▶ _Exercise input_

• • •

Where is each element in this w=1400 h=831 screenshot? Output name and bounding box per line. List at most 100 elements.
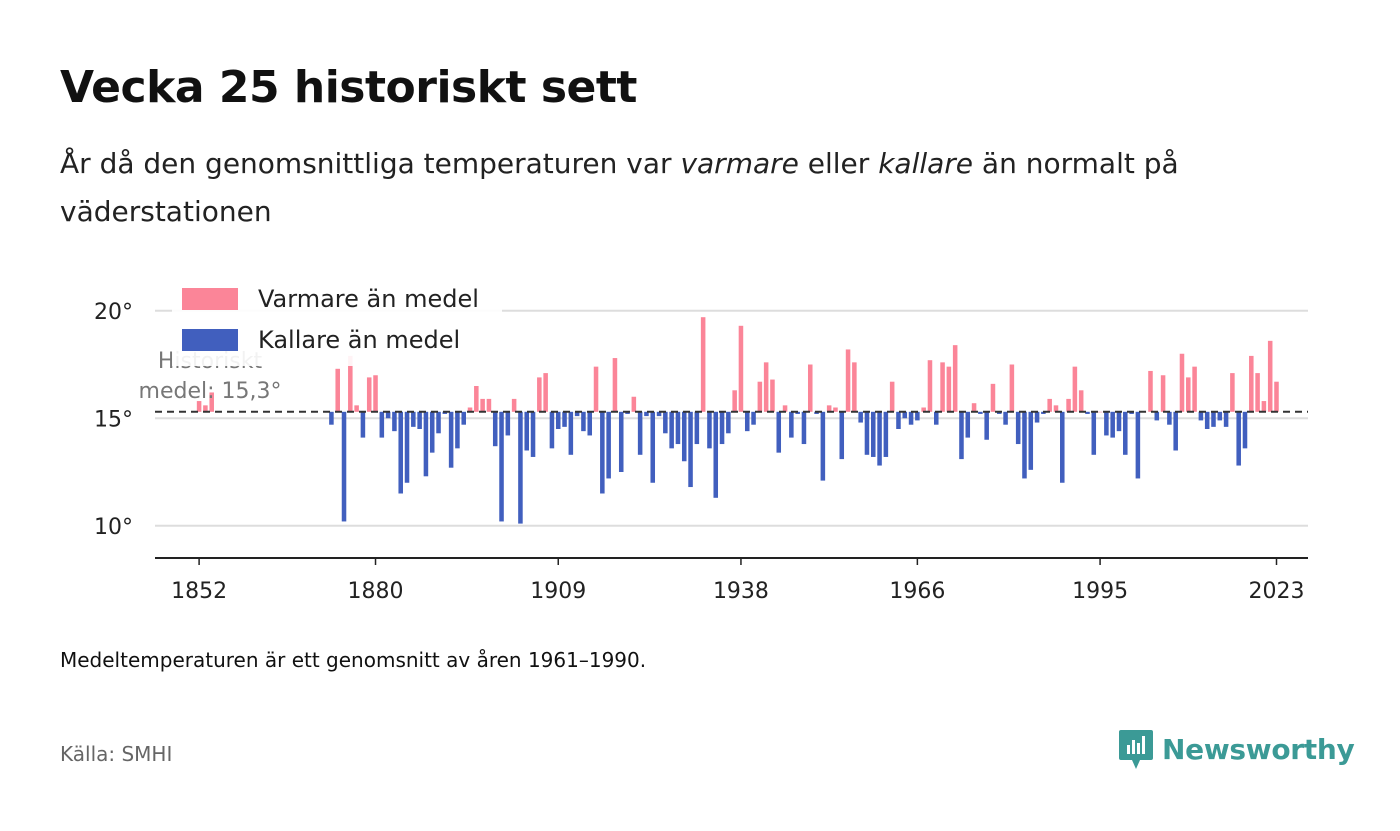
bar-cold (694, 411, 700, 445)
bars (196, 317, 1279, 524)
y-tick-labels: 10° 15° 20° (94, 300, 133, 540)
bar-cold (984, 411, 989, 440)
x-tick-label: 1938 (713, 579, 769, 604)
bar-cold (499, 411, 504, 522)
bar-cold (600, 411, 605, 494)
bar-cold (744, 411, 750, 432)
bar-cold (518, 411, 523, 524)
bar-cold (1104, 411, 1109, 436)
bar-warm (833, 407, 838, 412)
bar-warm (1249, 355, 1254, 412)
x-tick-label: 1966 (889, 579, 945, 604)
bar-cold (1154, 411, 1160, 421)
bar-cold (448, 411, 454, 468)
x-tick-labels: 1852 1880 1909 1938 1966 1995 2023 (171, 558, 1304, 604)
y-tick-label: 15° (94, 407, 133, 432)
subtitle-part1: År då den genomsnittliga temperaturen va… (60, 147, 681, 180)
bar-warm (990, 383, 996, 412)
bar-cold (644, 411, 649, 417)
bar-cold (713, 411, 719, 498)
bar-warm (348, 355, 353, 412)
bar-warm (763, 362, 769, 412)
bar-warm (511, 398, 517, 412)
bar-cold (1034, 411, 1040, 423)
bar-cold (751, 411, 756, 425)
bar-warm (927, 360, 933, 412)
bar-warm (1047, 398, 1052, 412)
bar-cold (814, 411, 819, 414)
subtitle-part2: eller (798, 147, 879, 180)
brand-name: Newsworthy (1162, 732, 1355, 766)
bar-cold (795, 411, 800, 414)
bar-warm (593, 366, 599, 412)
bar-cold (908, 411, 914, 425)
bar-warm (467, 407, 473, 412)
subtitle-part3: än normalt på väderstationen (60, 147, 1179, 228)
bar-cold (1003, 411, 1008, 425)
bar-cold (858, 411, 863, 423)
bar-warm (852, 362, 857, 412)
legend-warm-swatch (182, 288, 238, 310)
page-title: Vecka 25 historiskt sett (60, 62, 637, 113)
bar-cold (965, 411, 971, 438)
bar-warm (807, 364, 813, 412)
bar-cold (505, 411, 511, 436)
bar-cold (896, 411, 901, 429)
bar-warm (480, 398, 485, 412)
bar-cold (555, 411, 561, 429)
brand-logo: Newsworthy (1118, 728, 1355, 770)
bar-warm (1261, 401, 1267, 412)
bar-cold (1123, 411, 1128, 455)
bar-warm (757, 381, 763, 412)
bar-cold (959, 411, 964, 460)
bar-cold (461, 411, 466, 425)
bar-cold (1236, 411, 1241, 466)
bar-cold (492, 411, 498, 447)
bar-warm (373, 375, 378, 412)
bar-warm (1255, 373, 1260, 412)
bar-warm (940, 362, 945, 412)
bar-cold (411, 411, 416, 427)
bar-cold (801, 411, 807, 445)
bar-cold (883, 411, 889, 457)
bar-cold (1217, 411, 1223, 421)
bar-cold (581, 411, 586, 432)
bar-cold (568, 411, 574, 455)
bar-cold (423, 411, 429, 477)
bar-cold (1085, 411, 1090, 414)
bar-warm (946, 366, 952, 412)
bar-warm (354, 405, 359, 412)
bar-cold (1198, 411, 1204, 421)
bar-cold (455, 411, 460, 449)
bar-cold (864, 411, 870, 455)
bar-cold (915, 411, 920, 421)
bar-cold (524, 411, 530, 451)
bar-warm (732, 390, 737, 412)
bar-cold (625, 411, 630, 414)
bar-warm (1267, 340, 1273, 412)
bar-cold (404, 411, 410, 483)
bar-warm (1160, 375, 1166, 412)
source-credit: Källa: SMHI (60, 742, 173, 766)
bar-cold (663, 411, 668, 434)
bar-warm (826, 405, 832, 412)
x-tick-label: 1880 (348, 579, 404, 604)
bar-warm (486, 398, 492, 412)
bar-warm (474, 386, 479, 412)
bar-warm (952, 345, 958, 412)
bar-cold (776, 411, 782, 453)
bar-warm (209, 392, 214, 412)
bar-warm (1097, 411, 1103, 413)
bar-warm (1192, 366, 1197, 412)
bar-warm (537, 377, 542, 412)
bar-cold (902, 411, 908, 419)
x-tick-label: 1852 (171, 579, 227, 604)
bar-warm (203, 405, 208, 412)
bar-cold (385, 411, 391, 419)
newsworthy-logo-icon (1119, 730, 1153, 769)
bar-cold (398, 411, 403, 494)
x-tick-label: 1995 (1072, 579, 1128, 604)
bar-warm (1078, 390, 1084, 412)
bar-cold (392, 411, 397, 432)
bar-cold (1041, 411, 1046, 414)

• • •

▶ _Required action_
When you copy the data, keep every line exact and drop the pictures.

▶ _Solution for this problem_
Where is each element in this w=1400 h=831 screenshot? Output name and bounding box per line. List at most 100 elements.
bar-cold (694, 411, 700, 445)
bars (196, 317, 1279, 524)
y-tick-labels: 10° 15° 20° (94, 300, 133, 540)
bar-cold (984, 411, 989, 440)
x-tick-label: 1938 (713, 579, 769, 604)
bar-cold (499, 411, 504, 522)
bar-cold (600, 411, 605, 494)
bar-cold (744, 411, 750, 432)
bar-cold (518, 411, 523, 524)
bar-cold (1104, 411, 1109, 436)
bar-warm (833, 407, 838, 412)
bar-warm (1249, 355, 1254, 412)
x-tick-label: 1966 (889, 579, 945, 604)
bar-cold (1154, 411, 1160, 421)
bar-cold (448, 411, 454, 468)
x-tick-labels: 1852 1880 1909 1938 1966 1995 2023 (171, 558, 1304, 604)
y-tick-label: 15° (94, 407, 133, 432)
subtitle-part1: År då den genomsnittliga temperaturen va… (60, 147, 681, 180)
bar-warm (990, 383, 996, 412)
bar-cold (644, 411, 649, 417)
bar-cold (713, 411, 719, 498)
bar-warm (348, 355, 353, 412)
bar-warm (763, 362, 769, 412)
bar-warm (511, 398, 517, 412)
bar-cold (1034, 411, 1040, 423)
bar-cold (751, 411, 756, 425)
bar-warm (927, 360, 933, 412)
bar-warm (1047, 398, 1052, 412)
bar-cold (814, 411, 819, 414)
subtitle-part2: eller (798, 147, 879, 180)
brand-name: Newsworthy (1162, 732, 1355, 766)
bar-cold (795, 411, 800, 414)
bar-warm (593, 366, 599, 412)
bar-cold (908, 411, 914, 425)
bar-warm (467, 407, 473, 412)
subtitle-part3: än normalt på väderstationen (60, 147, 1179, 228)
bar-cold (1003, 411, 1008, 425)
bar-cold (858, 411, 863, 423)
bar-warm (852, 362, 857, 412)
legend-warm-swatch (182, 288, 238, 310)
page-title: Vecka 25 historiskt sett (60, 62, 637, 113)
bar-cold (965, 411, 971, 438)
bar-warm (807, 364, 813, 412)
bar-cold (505, 411, 511, 436)
bar-cold (896, 411, 901, 429)
bar-warm (480, 398, 485, 412)
bar-cold (555, 411, 561, 429)
brand-logo: Newsworthy (1118, 728, 1355, 770)
bar-warm (1261, 401, 1267, 412)
bar-cold (1123, 411, 1128, 455)
bar-warm (757, 381, 763, 412)
bar-cold (959, 411, 964, 460)
bar-cold (461, 411, 466, 425)
bar-cold (1236, 411, 1241, 466)
bar-cold (492, 411, 498, 447)
bar-warm (373, 375, 378, 412)
bar-warm (1255, 373, 1260, 412)
bar-warm (940, 362, 945, 412)
bar-cold (411, 411, 416, 427)
bar-cold (801, 411, 807, 445)
bar-cold (883, 411, 889, 457)
bar-cold (1217, 411, 1223, 421)
bar-cold (581, 411, 586, 432)
bar-cold (568, 411, 574, 455)
bar-cold (423, 411, 429, 477)
bar-cold (1085, 411, 1090, 414)
bar-warm (946, 366, 952, 412)
bar-warm (354, 405, 359, 412)
bar-cold (1198, 411, 1204, 421)
bar-cold (455, 411, 460, 449)
bar-cold (864, 411, 870, 455)
bar-cold (915, 411, 920, 421)
bar-cold (524, 411, 530, 451)
bar-warm (732, 390, 737, 412)
bar-cold (625, 411, 630, 414)
bar-warm (1267, 340, 1273, 412)
bar-cold (404, 411, 410, 483)
bar-warm (1160, 375, 1166, 412)
source-credit: Källa: SMHI (60, 742, 173, 766)
bar-cold (663, 411, 668, 434)
bar-warm (826, 405, 832, 412)
x-tick-label: 1880 (348, 579, 404, 604)
bar-warm (486, 398, 492, 412)
bar-warm (474, 386, 479, 412)
bar-warm (952, 345, 958, 412)
bar-cold (776, 411, 782, 453)
bar-warm (209, 392, 214, 412)
bar-warm (1097, 411, 1103, 413)
bar-warm (1192, 366, 1197, 412)
bar-warm (537, 377, 542, 412)
bar-cold (902, 411, 908, 419)
x-tick-label: 1852 (171, 579, 227, 604)
bar-warm (203, 405, 208, 412)
bar-cold (385, 411, 391, 419)
newsworthy-logo-icon (1119, 730, 1153, 769)
bar-cold (398, 411, 403, 494)
x-tick-label: 1995 (1072, 579, 1128, 604)
bar-warm (1078, 390, 1084, 412)
bar-cold (392, 411, 397, 432)
bar-cold (1041, 411, 1046, 414)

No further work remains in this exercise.